## Document
LA PREMIÈRE REPEÉSENTATION, EN 1963, de la pièce Le Vicaire de Rolf Hochhuth provo­qua une vive polémique qui dura jusqu'à la fin des années 60. L'auteur, un ancien membre des « Jeunesses hitlériennes », y accusait le pape Pie XII d'avoir été pro-nazi par peur obsessionnelle du bolchévisme, et d'avoir gardé un silence coupable devant les atrocités que firent subir aux Juifs la dictature d'Adolf Hitler. Ces dernières années, le débat a ressurgi en Europe. Mais ces accusations, comme on va le voir, ne résistent pas aux faits de l’histoire. Commençons par rappeler les dates, pour situer le débat dans son contexte.

 

Les dates

 

De 1917 à 1929, le cardinal Eugenio Pacelli fut Nonce apostolique en Bavière et en Alle­ma­gne (qui n’était pas alors celle du parti nazi, mais celle de la République de Weimar). Puis il fut le Secrétaire d'État du Saint-Siège et le conseiller de Pie XI, de 1930 au 2 mars 1939, date à laquelle il fut élu pape et prit le nom de Pie XII.

 

En Italie, depuis 1922 le roi Victor-Emmanuel III a confié le gouvernement à Benito Mussolini. Après la victoire du parti fasciste aux élections de 1924, celui-ci assume les pleins pouvoirs qui font de lui le dictateur, le Duce. Adolf Hitler, lui, est nommé Chancelier de l'Allemagne en 1933. L'année suivante, il devient le Führer. Le parti national-socialiste est décrété parti unique et le racisme prôné par Rosenberg dans Le Mythe du XXe siècle — race aryenne pure — est érigé en doctrine officielle. Les Juifs sont honnis parce qu’en s’alliant à des Allemandes, ils souillent irrémédiablement la race aryenne ; on leur impose de porter « l’étoile jaune ».

 

En 1936 l'Italie fait alliance avec l'Allemagne : c'est l'« Axe Rome-Berlin ». De ce fait, l'État du Vatican se trouve enclavé dans un pays devenu fasciste et, de surcroît, allié de l'Alle­magne nazie. Le 1er septembre 1939, l'Allemagne envahit la Pologne. Deux jours plus tard, la France et l'Angleterre, liées par traité à la Pologne, déclarent la guerre à l'Allemagne. La Deuxième guerre mondiale a commencé. La capitulation de l’Allemagne surviendra le 7 mai 1945.

(Entrées d'annotation spatiale)
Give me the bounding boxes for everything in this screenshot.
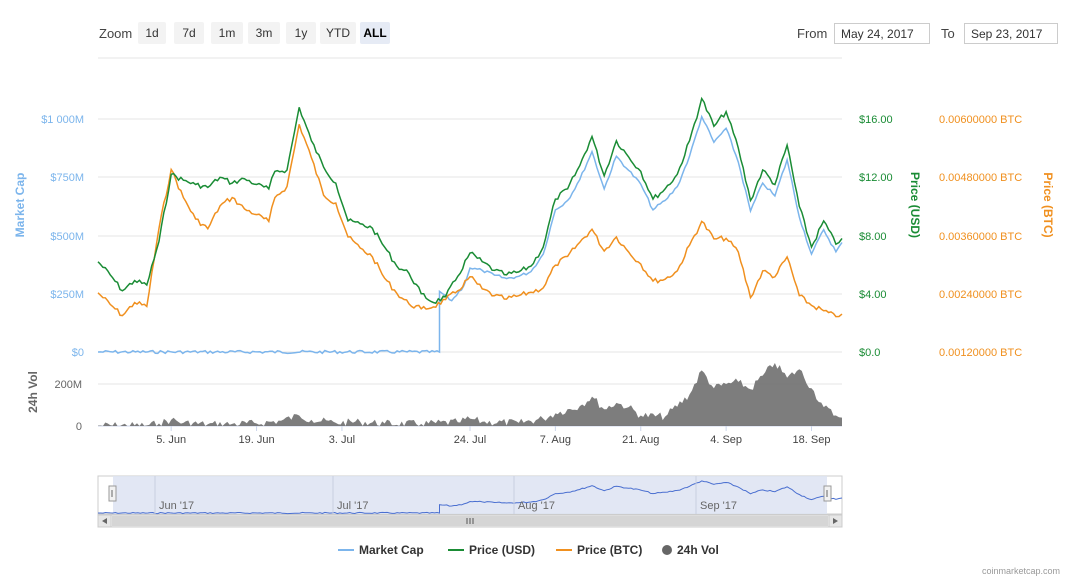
legend-price-usd[interactable]: Price (USD)	[448, 543, 535, 557]
zoom-3m-button[interactable]: 3m	[248, 22, 280, 44]
navigator-label: Jun '17	[159, 500, 194, 512]
price-usd-tick-label: $4.00	[859, 289, 887, 301]
zoom-1m-button[interactable]: 1m	[211, 22, 243, 44]
x-tick-label: 4. Sep	[710, 434, 742, 446]
market-cap-tick-label: $250M	[50, 289, 84, 301]
to-label: To	[941, 26, 955, 41]
price-btc-line	[97, 124, 843, 318]
zoom-1y-button[interactable]: 1y	[286, 22, 316, 44]
zoom-1d-button[interactable]: 1d	[138, 22, 166, 44]
volume-tick-label: 200M	[54, 379, 82, 391]
price-btc-tick-label: 0.00360000 BTC	[939, 231, 1022, 243]
x-tick-label: 7. Aug	[540, 434, 571, 446]
legend-market-cap-label: Market Cap	[359, 543, 424, 557]
volume-area	[98, 363, 842, 426]
legend-market-cap-swatch	[338, 549, 354, 551]
x-tick-label: 19. Jun	[239, 434, 275, 446]
legend-24h-vol-label: 24h Vol	[677, 543, 719, 557]
scrollbar-grip-icon	[466, 518, 474, 524]
legend-market-cap[interactable]: Market Cap	[338, 543, 424, 557]
legend-24h-vol[interactable]: 24h Vol	[662, 543, 719, 557]
volume-axis-title: 24h Vol	[26, 371, 40, 413]
market-cap-axis-title: Market Cap	[13, 173, 27, 238]
navigator-label: Sep '17	[700, 500, 737, 512]
market-cap-tick-label: $1 000M	[41, 114, 84, 126]
legend-price-btc-swatch	[556, 549, 572, 551]
market-cap-line	[97, 114, 843, 355]
navigator-series	[98, 480, 843, 515]
market-cap-tick-label: $0	[72, 347, 84, 359]
zoom-7d-button[interactable]: 7d	[174, 22, 204, 44]
scroll-right-arrow-icon	[833, 518, 838, 524]
legend-price-btc[interactable]: Price (BTC)	[556, 543, 642, 557]
price-usd-line	[97, 96, 843, 305]
legend-price-btc-label: Price (BTC)	[577, 543, 643, 557]
from-label: From	[797, 26, 828, 41]
x-tick-label: 3. Jul	[329, 434, 355, 446]
price-btc-tick-label: 0.00120000 BTC	[939, 347, 1022, 359]
price-usd-tick-label: $8.00	[859, 231, 887, 243]
legend-price-usd-swatch	[448, 549, 464, 551]
navigator-label: Aug '17	[518, 500, 555, 512]
from-date-input[interactable]: May 24, 2017	[834, 23, 930, 44]
legend-24h-vol-swatch	[662, 545, 672, 555]
price-usd-tick-label: $16.00	[859, 114, 893, 126]
scroll-left-arrow-icon	[102, 518, 107, 524]
navigator-label: Jul '17	[337, 500, 368, 512]
price-btc-tick-label: 0.00480000 BTC	[939, 172, 1022, 184]
scrollbar[interactable]	[97, 514, 843, 528]
legend-price-usd-label: Price (USD)	[469, 543, 536, 557]
volume-tick-label: 0	[76, 421, 82, 433]
price-btc-axis-title: Price (BTC)	[1041, 172, 1055, 237]
zoom-label: Zoom	[99, 26, 133, 41]
price-usd-tick-label: $12.00	[859, 172, 893, 184]
market-cap-tick-label: $750M	[50, 172, 84, 184]
price-btc-tick-label: 0.00240000 BTC	[939, 289, 1022, 301]
watermark: coinmarketcap.com	[981, 566, 1060, 576]
x-tick-label: 21. Aug	[622, 434, 659, 446]
volume-area-layer	[98, 363, 842, 426]
x-tick-label: 18. Sep	[793, 434, 831, 446]
x-tick-label: 24. Jul	[454, 434, 486, 446]
navigator-labels: Jun '17 Jul '17 Aug '17 Sep '17	[154, 476, 737, 514]
market-cap-tick-label: $500M	[50, 231, 84, 243]
navigator-line	[98, 480, 843, 515]
navigator[interactable]: Jun '17 Jul '17 Aug '17 Sep '17	[97, 475, 843, 515]
series-lines-layer	[97, 96, 843, 355]
price-usd-tick-label: $0.0	[859, 347, 880, 359]
axes-layer: $0 $250M $500M $750M $1 000M $0.0 $4.00 $8.00 $1…	[13, 114, 1055, 446]
zoom-ytd-button[interactable]: YTD	[320, 22, 356, 44]
to-date-input[interactable]: Sep 23, 2017	[964, 23, 1058, 44]
zoom-all-button[interactable]: ALL	[360, 22, 390, 44]
price-usd-axis-title: Price (USD)	[908, 172, 922, 238]
x-tick-label: 5. Jun	[156, 434, 186, 446]
price-btc-tick-label: 0.00600000 BTC	[939, 114, 1022, 126]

## Consigne 1
Condensez sous forme de liste le paragraphe du texte sur Pie XII qui commence par « En 1936 l'Italie fait alliance », en gardant ses faits principaux.
## Consigne 2
Recopiez sans rien modifier le passage du texte sur Pie XII allant de « LA PREMIÈRE REPEÉSENTATION, EN » jusqu'à « dans son contexte. » inclus.

## Réponse 1
- 1936 : l'Italie s'allie à l'Allemagne, c'est l'« Axe Rome-Berlin ».
- L'État du Vatican se retrouve enclavé dans un pays fasciste allié de l'Allemagne nazie.
- 1er septembre 1939 : l'Allemagne envahit la Pologne.
- Deux jours plus tard, la France et l'Angleterre, liées par traité à la Pologne, déclarent la guerre à l'Allemagne. La Deuxième guerre mondiale commence.
- 7 mai 1945 : capitulation de l'Allemagne.

## Réponse 2
LA PREMIÈRE REPEÉSENTATION, EN 1963, de la pièce Le Vicaire de Rolf Hochhuth provo­qua une vive polémique qui dura jusqu'à la fin des années 60. L'auteur, un ancien membre des « Jeunesses hitlériennes », y accusait le pape Pie XII d'avoir été pro-nazi par peur obsessionnelle du bolchévisme, et d'avoir gardé un silence coupable devant les atrocités que firent subir aux Juifs la dictature d'Adolf Hitler. Ces dernières années, le débat a ressurgi en Europe. Mais ces accusations, comme on va le voir, ne résistent pas aux faits de l’histoire. Commençons par rappeler les dates, pour situer le débat dans son contexte.